Zu erledigen ->
1. Übernimm aus dem Forumstext wörtlich den Abschnitt zwischen "Auch in der" und "Hanjupp-0815 (5. Mai 2021)", beide Stellen eingeschlossen.
2. Wie oft wurden laut dem Forumstext Kormorane an den Teichen neben dem Bach legal abgeschossen?
3. Übersetze den folgenden Satz aus dem Forumstext ins Englische: "Durch gutes Management wurde erreicht, dass man dort heute Äschen jeder Größe fängt."

Das Hauptproblem ist europaweit der Kormoran.


----------



## crisis (5. Mai 2021)

Ich wünsche gutes Gelingen. Gehe jedes Jahr eine Woche Fliegenfischen in einem fränkischen Gewässer, in dem vor unzähligen Jahren ebenfalls ein Initialbesatz stattfand. Durch gutes Management wurde erreicht, dass man dort heute Äschen jeder Größe fängt. Mein Highlight waren zwei mit 43 cm.


----------



## buttweisser (5. Mai 2021)

Bei uns wurde und wird im letzten Jahrzehnt ein guter Bestand an Äschen im Winter durch den Vogel Kormoran platt gemacht. Da kann man nachsetzen soviel man will. Der Kormoran freut sich und mit ihm die bekannten "grünen" Vögel.


----------



## Brillendorsch (5. Mai 2021)

Auch in der La Zorn schwimmen noch ein paar, aber nur an Stellen, wo die Kormorane wegen Sträuchern, Bäumen und Geäst weder landen noch starten können.
Kormorane tauchen täglich ein paar auf (Kundschafter), sobald sich aber z.B. die Nasen zum Laichen sammeln, sind plötzlich hunderte da.
Die ansässigen Angler gehen dann täglich ihre Strecke mehrmals ab und scheuchen sie auf.  Sonst sähe es mit den Nasen genauso schlimm aus, wie mit den Äschen


----------



## Hanjupp-0815 (5. Mai 2021)

buttweisser schrieb:


> Bei uns wurde und wird im letzten Jahrzehnt ein guter Bestand an Äschen im Winter durch den Vogel Kormoran platt gemacht. Da kann man nachsetzen soviel man will. Der Kormoran freut sich und mit ihm die bekannten "grünen" Vögel.


Sorry, aber mit dem Kormoran hat das nur so lange zu tun, wie dieser regionale Bestand noch existiert. Wenn er weg ist, ist er weg, ob mit oder ohne Kac.moran.
Äschen sind so hoch an ihre Heimatgewässer angepasst, das Wiederansiedlungsversuche fast immer scheitern. Wer schlau ist züchtet mit den eigenen Äschen selbst nach, oder gibt einige Laichfische an einen guten Züchter ab.
Wir hatten im Winter 2006 auch Probleme mit Kormoraneinfällen obwohl es hier nie welche gab. Glücklicherweise wurde das früh genug bemerkt und ein weiterer glücklicher Umstand war, daß sie sich immer an einigen Teichen direkt neben dem Bach sammelten. Dort durfte man sie legal abschießen, und das wurde dann auch mehr als 50 mal gemacht. Seither hat man hier nie wieder einen Kormoran gesehen, ganz blöd sind sie also nicht .


----------



## Brillendorsch (5. Mai 2021)

Vorliegende Einträge ->
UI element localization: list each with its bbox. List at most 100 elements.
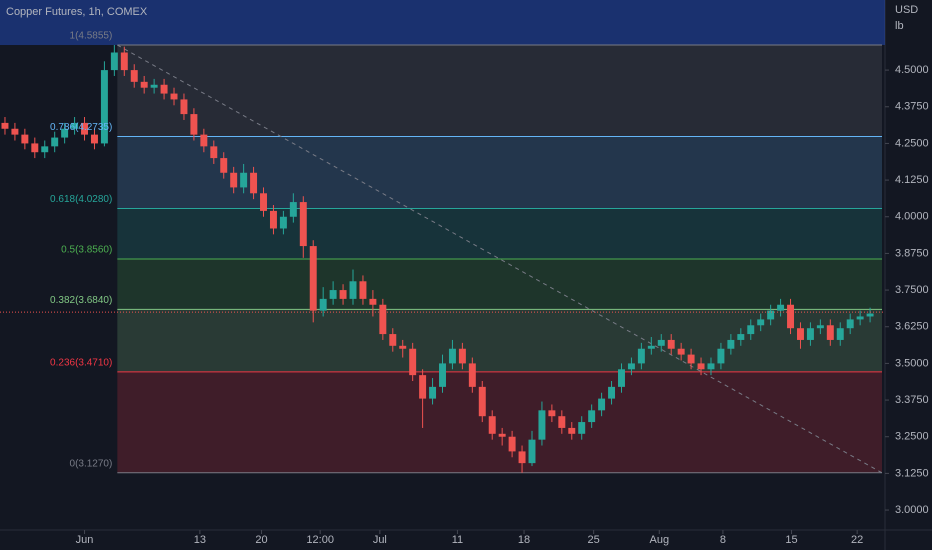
fib-bands — [0, 0, 885, 474]
candle-body — [737, 334, 745, 340]
candle-body — [349, 281, 357, 299]
candle-body — [468, 363, 476, 387]
candle-body — [409, 348, 417, 376]
candle-body — [279, 216, 287, 229]
y-tick-label: 3.7500 — [895, 284, 929, 296]
candle-body — [826, 325, 834, 340]
extension-band — [0, 0, 885, 46]
candle-body — [130, 70, 138, 82]
candle-body — [299, 202, 307, 247]
candle-body — [707, 363, 715, 370]
candle-body — [260, 193, 267, 211]
grid — [84, 69, 889, 534]
candles — [0, 45, 885, 473]
candle-body — [369, 298, 377, 305]
candle-body — [866, 313, 874, 317]
candle-body — [439, 363, 446, 387]
candle-body — [747, 325, 755, 335]
y-tick-label: 3.0000 — [895, 504, 929, 516]
x-tick-label: 22 — [851, 534, 863, 546]
candle-body — [399, 345, 407, 349]
candle-body — [210, 146, 218, 159]
fib-trend-line — [117, 44, 883, 474]
candle-body — [289, 202, 297, 217]
candle-body — [220, 158, 228, 173]
labels: Copper Futures, 1h, COMEX USD lb 3.0000 3.12… — [6, 4, 929, 546]
candle-body — [667, 339, 675, 349]
fib-band — [117, 45, 883, 137]
candle-body — [757, 319, 765, 326]
fib-band — [117, 258, 883, 310]
fib-label: 0.236(3.4710) — [50, 358, 112, 369]
candle-body — [618, 369, 625, 387]
candle-body — [508, 436, 516, 452]
fib-band — [117, 136, 883, 209]
candle-body — [498, 433, 506, 437]
fib-label: 0.786(4.2735) — [50, 122, 112, 133]
candle-body — [329, 290, 337, 299]
candle-body — [31, 143, 39, 153]
candle-body — [240, 172, 248, 188]
candle-body — [657, 339, 665, 346]
candle-body — [429, 386, 437, 399]
candle-body — [578, 422, 586, 434]
fib-band — [117, 208, 883, 259]
x-tick-label: 25 — [588, 534, 600, 546]
candle-body — [478, 386, 486, 417]
fib-band — [117, 371, 883, 473]
candle-body — [816, 325, 824, 329]
x-tick-label: 13 — [194, 534, 206, 546]
y-tick-label: 3.8750 — [895, 247, 929, 259]
candle-body — [379, 304, 387, 335]
candle-body — [558, 416, 566, 428]
candle-body — [777, 304, 785, 311]
candle-body — [110, 52, 118, 71]
candle-body — [1, 122, 9, 129]
fib-label: 0.618(4.0280) — [50, 194, 112, 205]
currency-label: USD — [895, 4, 918, 16]
candle-body — [677, 348, 685, 355]
candle-body — [488, 416, 496, 434]
candle-body — [518, 451, 526, 464]
y-tick-label: 3.2500 — [895, 431, 929, 443]
candle-body — [687, 354, 695, 364]
candle-body — [120, 52, 128, 71]
candle-body — [269, 210, 277, 229]
candle-body — [767, 310, 775, 320]
candle-body — [727, 339, 735, 349]
candle-body — [90, 134, 98, 144]
candle-body — [160, 84, 168, 94]
candle-body — [787, 304, 795, 329]
candle-body — [647, 345, 655, 349]
candle-body — [598, 398, 606, 411]
candle-body — [448, 348, 456, 364]
y-tick-label: 3.1250 — [895, 467, 929, 479]
y-tick-label: 3.3750 — [895, 394, 929, 406]
candle-body — [627, 363, 635, 370]
candle-body — [230, 172, 238, 188]
unit-label: lb — [895, 20, 904, 32]
candle-body — [250, 172, 258, 194]
candle-body — [21, 134, 29, 144]
candle-body — [796, 328, 804, 340]
y-tick-label: 4.5000 — [895, 64, 929, 76]
candle-body — [836, 328, 844, 340]
candle-body — [419, 375, 427, 399]
candle-body — [528, 439, 536, 464]
y-tick-label: 4.1250 — [895, 174, 929, 186]
candle-body — [41, 146, 49, 153]
candle-body — [100, 70, 108, 144]
x-tick-label: 12:00 — [306, 534, 334, 546]
candle-body — [319, 298, 327, 311]
candle-body — [180, 99, 188, 115]
candle-body — [637, 348, 645, 364]
fib-label: 0.5(3.8560) — [61, 245, 112, 256]
candle-body — [538, 410, 546, 440]
y-tick-label: 4.3750 — [895, 101, 929, 113]
candle-body — [588, 410, 596, 423]
y-tick-label: 4.2500 — [895, 137, 929, 149]
candle-body — [61, 128, 69, 138]
fib-band — [117, 309, 883, 372]
candle-body — [806, 328, 814, 340]
candle-body — [846, 319, 854, 329]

Die Lösungen ->
1.
Auch in der La Zorn schwimmen noch ein paar, aber nur an Stellen, wo die Kormorane wegen Sträuchern, Bäumen und Geäst weder landen noch starten können.
Kormorane tauchen täglich ein paar auf (Kundschafter), sobald sich aber z.B. die Nasen zum Laichen sammeln, sind plötzlich hunderte da.
Die ansässigen Angler gehen dann täglich ihre Strecke mehrmals ab und scheuchen sie auf.  Sonst sähe es mit den Nasen genauso schlimm aus, wie mit den Äschen


----------



## Hanjupp-0815 (5. Mai 2021)

2. Mehr als 50 Mal.

3. Good management has made it possible to catch grayling of every size there today.